__Do this__: Give all of the lines again exactly as they read.

[Source data]
────────────────
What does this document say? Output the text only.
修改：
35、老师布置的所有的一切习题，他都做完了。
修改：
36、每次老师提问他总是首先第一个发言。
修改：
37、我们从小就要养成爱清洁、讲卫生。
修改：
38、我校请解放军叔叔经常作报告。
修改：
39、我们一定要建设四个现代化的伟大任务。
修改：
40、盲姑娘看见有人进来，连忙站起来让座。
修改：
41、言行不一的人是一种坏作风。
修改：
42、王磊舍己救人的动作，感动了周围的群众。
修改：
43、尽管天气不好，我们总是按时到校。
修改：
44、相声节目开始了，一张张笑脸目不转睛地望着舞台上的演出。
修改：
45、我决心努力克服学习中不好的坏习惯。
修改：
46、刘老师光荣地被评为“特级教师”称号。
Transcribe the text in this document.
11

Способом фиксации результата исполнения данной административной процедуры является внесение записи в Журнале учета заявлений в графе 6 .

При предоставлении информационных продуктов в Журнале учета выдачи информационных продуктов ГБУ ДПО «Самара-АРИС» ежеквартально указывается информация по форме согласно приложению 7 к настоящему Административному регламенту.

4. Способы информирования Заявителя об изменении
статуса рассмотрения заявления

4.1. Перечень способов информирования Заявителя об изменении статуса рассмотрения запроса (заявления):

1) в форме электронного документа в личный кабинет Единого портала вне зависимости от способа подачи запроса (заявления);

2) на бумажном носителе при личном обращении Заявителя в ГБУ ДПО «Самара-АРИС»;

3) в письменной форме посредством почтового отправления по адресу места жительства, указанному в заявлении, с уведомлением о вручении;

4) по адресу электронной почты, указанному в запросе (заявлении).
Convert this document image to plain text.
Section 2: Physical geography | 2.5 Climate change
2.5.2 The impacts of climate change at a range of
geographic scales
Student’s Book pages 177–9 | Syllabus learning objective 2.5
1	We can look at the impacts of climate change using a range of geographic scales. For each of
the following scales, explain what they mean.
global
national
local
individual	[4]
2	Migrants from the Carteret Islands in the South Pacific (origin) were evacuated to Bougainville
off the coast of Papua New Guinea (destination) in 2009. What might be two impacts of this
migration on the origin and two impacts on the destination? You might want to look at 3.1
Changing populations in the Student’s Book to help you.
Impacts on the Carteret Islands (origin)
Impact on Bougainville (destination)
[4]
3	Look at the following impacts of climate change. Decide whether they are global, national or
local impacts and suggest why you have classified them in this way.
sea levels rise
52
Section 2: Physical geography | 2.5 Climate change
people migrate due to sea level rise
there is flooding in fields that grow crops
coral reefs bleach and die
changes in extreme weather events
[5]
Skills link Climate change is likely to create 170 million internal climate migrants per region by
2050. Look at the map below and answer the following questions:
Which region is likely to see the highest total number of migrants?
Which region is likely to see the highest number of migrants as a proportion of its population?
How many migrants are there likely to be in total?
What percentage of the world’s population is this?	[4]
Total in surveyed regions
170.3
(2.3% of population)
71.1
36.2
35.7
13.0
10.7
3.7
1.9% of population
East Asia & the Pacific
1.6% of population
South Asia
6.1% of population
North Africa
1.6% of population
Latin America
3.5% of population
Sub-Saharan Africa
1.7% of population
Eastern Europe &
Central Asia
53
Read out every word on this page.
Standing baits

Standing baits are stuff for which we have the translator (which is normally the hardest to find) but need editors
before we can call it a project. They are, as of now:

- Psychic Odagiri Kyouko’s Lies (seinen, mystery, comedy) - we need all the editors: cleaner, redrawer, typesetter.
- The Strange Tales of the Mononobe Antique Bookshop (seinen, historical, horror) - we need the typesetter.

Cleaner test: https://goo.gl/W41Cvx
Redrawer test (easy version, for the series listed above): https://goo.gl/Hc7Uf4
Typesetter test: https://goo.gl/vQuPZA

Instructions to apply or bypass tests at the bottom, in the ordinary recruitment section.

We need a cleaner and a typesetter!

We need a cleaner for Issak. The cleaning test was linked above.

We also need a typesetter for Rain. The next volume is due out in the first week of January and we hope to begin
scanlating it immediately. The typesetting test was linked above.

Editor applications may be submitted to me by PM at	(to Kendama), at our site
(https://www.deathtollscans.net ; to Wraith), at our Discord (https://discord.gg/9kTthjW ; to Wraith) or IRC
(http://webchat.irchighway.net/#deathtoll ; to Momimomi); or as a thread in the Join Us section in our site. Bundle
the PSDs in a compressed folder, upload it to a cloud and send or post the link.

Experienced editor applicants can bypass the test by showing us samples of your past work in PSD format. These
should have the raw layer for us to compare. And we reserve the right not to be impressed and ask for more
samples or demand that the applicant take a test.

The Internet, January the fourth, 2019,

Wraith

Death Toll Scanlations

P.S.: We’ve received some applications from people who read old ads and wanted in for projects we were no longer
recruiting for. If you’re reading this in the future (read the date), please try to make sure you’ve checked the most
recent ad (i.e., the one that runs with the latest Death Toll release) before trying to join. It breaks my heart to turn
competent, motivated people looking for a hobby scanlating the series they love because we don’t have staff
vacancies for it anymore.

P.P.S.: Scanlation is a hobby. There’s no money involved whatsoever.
────────────────
__Response below__:
What does this document say? Output the text only.
修改：
35、老师布置的所有的一切习题，他都做完了。
修改：
36、每次老师提问他总是首先第一个发言。
修改：
37、我们从小就要养成爱清洁、讲卫生。
修改：
38、我校请解放军叔叔经常作报告。
修改：
39、我们一定要建设四个现代化的伟大任务。
修改：
40、盲姑娘看见有人进来，连忙站起来让座。
修改：
41、言行不一的人是一种坏作风。
修改：
42、王磊舍己救人的动作，感动了周围的群众。
修改：
43、尽管天气不好，我们总是按时到校。
修改：
44、相声节目开始了，一张张笑脸目不转睛地望着舞台上的演出。
修改：
45、我决心努力克服学习中不好的坏习惯。
修改：
46、刘老师光荣地被评为“特级教师”称号。
Transcribe the text in this document.
11

Способом фиксации результата исполнения данной административной процедуры является внесение записи в Журнале учета заявлений в графе 6 .

При предоставлении информационных продуктов в Журнале учета выдачи информационных продуктов ГБУ ДПО «Самара-АРИС» ежеквартально указывается информация по форме согласно приложению 7 к настоящему Административному регламенту.

4. Способы информирования Заявителя об изменении
статуса рассмотрения заявления

4.1. Перечень способов информирования Заявителя об изменении статуса рассмотрения запроса (заявления):

1) в форме электронного документа в личный кабинет Единого портала вне зависимости от способа подачи запроса (заявления);

2) на бумажном носителе при личном обращении Заявителя в ГБУ ДПО «Самара-АРИС»;

3) в письменной форме посредством почтового отправления по адресу места жительства, указанному в заявлении, с уведомлением о вручении;

4) по адресу электронной почты, указанному в запросе (заявлении).
Convert this document image to plain text.
Section 2: Physical geography | 2.5 Climate change
2.5.2 The impacts of climate change at a range of
geographic scales
Student’s Book pages 177–9 | Syllabus learning objective 2.5
1	We can look at the impacts of climate change using a range of geographic scales. For each of
the following scales, explain what they mean.
global
national
local
individual	[4]
2	Migrants from the Carteret Islands in the South Pacific (origin) were evacuated to Bougainville
off the coast of Papua New Guinea (destination) in 2009. What might be two impacts of this
migration on the origin and two impacts on the destination? You might want to look at 3.1
Changing populations in the Student’s Book to help you.
Impacts on the Carteret Islands (origin)
Impact on Bougainville (destination)
[4]
3	Look at the following impacts of climate change. Decide whether they are global, national or
local impacts and suggest why you have classified them in this way.
sea levels rise
52
Section 2: Physical geography | 2.5 Climate change
people migrate due to sea level rise
there is flooding in fields that grow crops
coral reefs bleach and die
changes in extreme weather events
[5]
Skills link Climate change is likely to create 170 million internal climate migrants per region by
2050. Look at the map below and answer the following questions:
Which region is likely to see the highest total number of migrants?
Which region is likely to see the highest number of migrants as a proportion of its population?
How many migrants are there likely to be in total?
What percentage of the world’s population is this?	[4]
Total in surveyed regions
170.3
(2.3% of population)
71.1
36.2
35.7
13.0
10.7
3.7
1.9% of population
East Asia & the Pacific
1.6% of population
South Asia
6.1% of population
North Africa
1.6% of population
Latin America
3.5% of population
Sub-Saharan Africa
1.7% of population
Eastern Europe &
Central Asia
53
Read out every word on this page.
Standing baits

Standing baits are stuff for which we have the translator (which is normally the hardest to find) but need editors
before we can call it a project. They are, as of now:

- Psychic Odagiri Kyouko’s Lies (seinen, mystery, comedy) - we need all the editors: cleaner, redrawer, typesetter.
- The Strange Tales of the Mononobe Antique Bookshop (seinen, historical, horror) - we need the typesetter.

Cleaner test: https://goo.gl/W41Cvx
Redrawer test (easy version, for the series listed above): https://goo.gl/Hc7Uf4
Typesetter test: https://goo.gl/vQuPZA

Instructions to apply or bypass tests at the bottom, in the ordinary recruitment section.

We need a cleaner and a typesetter!

We need a cleaner for Issak. The cleaning test was linked above.

We also need a typesetter for Rain. The next volume is due out in the first week of January and we hope to begin
scanlating it immediately. The typesetting test was linked above.

Editor applications may be submitted to me by PM at	(to Kendama), at our site
(https://www.deathtollscans.net ; to Wraith), at our Discord (https://discord.gg/9kTthjW ; to Wraith) or IRC
(http://webchat.irchighway.net/#deathtoll ; to Momimomi); or as a thread in the Join Us section in our site. Bundle
the PSDs in a compressed folder, upload it to a cloud and send or post the link.

Experienced editor applicants can bypass the test by showing us samples of your past work in PSD format. These
should have the raw layer for us to compare. And we reserve the right not to be impressed and ask for more
samples or demand that the applicant take a test.

The Internet, January the fourth, 2019,

Wraith

Death Toll Scanlations

P.S.: We’ve received some applications from people who read old ads and wanted in for projects we were no longer
recruiting for. If you’re reading this in the future (read the date), please try to make sure you’ve checked the most
recent ad (i.e., the one that runs with the latest Death Toll release) before trying to join. It breaks my heart to turn
competent, motivated people looking for a hobby scanlating the series they love because we don’t have staff
vacancies for it anymore.

P.P.S.: Scanlation is a hobby. There’s no money involved whatsoever.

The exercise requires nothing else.